▶ [What to produce]: Can you transcribe every entry word for word, skipping the images?

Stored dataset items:
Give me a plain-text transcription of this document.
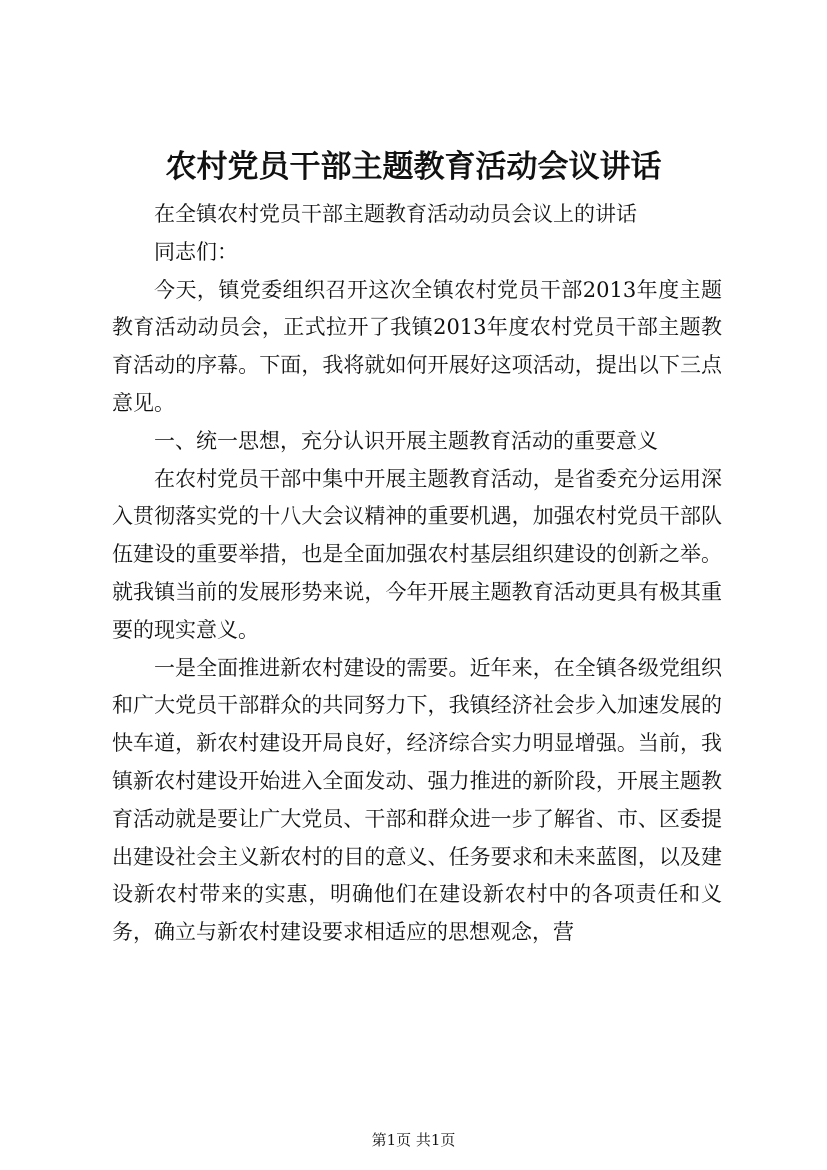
农村党员干部主题教育活动会议讲话

在全镇农村党员干部主题教育活动动员会议上的讲话

同志们：

今天，镇党委组织召开这次全镇农村党员干部2013年度主题教育活动动员会，正式拉开了我镇2013年度农村党员干部主题教育活动的序幕。下面，我将就如何开展好这项活动，提出以下三点意见。

一、统一思想，充分认识开展主题教育活动的重要意义

在农村党员干部中集中开展主题教育活动，是省委充分运用深入贯彻落实党的十八大会议精神的重要机遇，加强农村党员干部队伍建设的重要举措，也是全面加强农村基层组织建设的创新之举。就我镇当前的发展形势来说，今年开展主题教育活动更具有极其重要的现实意义。

一是全面推进新农村建设的需要。近年来，在全镇各级党组织和广大党员干部群众的共同努力下，我镇经济社会步入加速发展的快车道，新农村建设开局良好，经济综合实力明显增强。当前，我镇新农村建设开始进入全面发动、强力推进的新阶段，开展主题教育活动就是要让广大党员、干部和群众进一步了解省、市、区委提出建设社会主义新农村的目的意义、任务要求和未来蓝图，以及建设新农村带来的实惠，明确他们在建设新农村中的各项责任和义务，确立与新农村建设要求相适应的思想观念，营

第1页 共1页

▶ [Written answer]:
Give me a plain-text transcription of this document.
农村党员干部主题教育活动会议讲话

在全镇农村党员干部主题教育活动动员会议上的讲话

同志们：

今天，镇党委组织召开这次全镇农村党员干部2013年度主题教育活动动员会，正式拉开了我镇2013年度农村党员干部主题教育活动的序幕。下面，我将就如何开展好这项活动，提出以下三点意见。

一、统一思想，充分认识开展主题教育活动的重要意义

在农村党员干部中集中开展主题教育活动，是省委充分运用深入贯彻落实党的十八大会议精神的重要机遇，加强农村党员干部队伍建设的重要举措，也是全面加强农村基层组织建设的创新之举。就我镇当前的发展形势来说，今年开展主题教育活动更具有极其重要的现实意义。

一是全面推进新农村建设的需要。近年来，在全镇各级党组织和广大党员干部群众的共同努力下，我镇经济社会步入加速发展的快车道，新农村建设开局良好，经济综合实力明显增强。当前，我镇新农村建设开始进入全面发动、强力推进的新阶段，开展主题教育活动就是要让广大党员、干部和群众进一步了解省、市、区委提出建设社会主义新农村的目的意义、任务要求和未来蓝图，以及建设新农村带来的实惠，明确他们在建设新农村中的各项责任和义务，确立与新农村建设要求相适应的思想观念，营

第1页 共1页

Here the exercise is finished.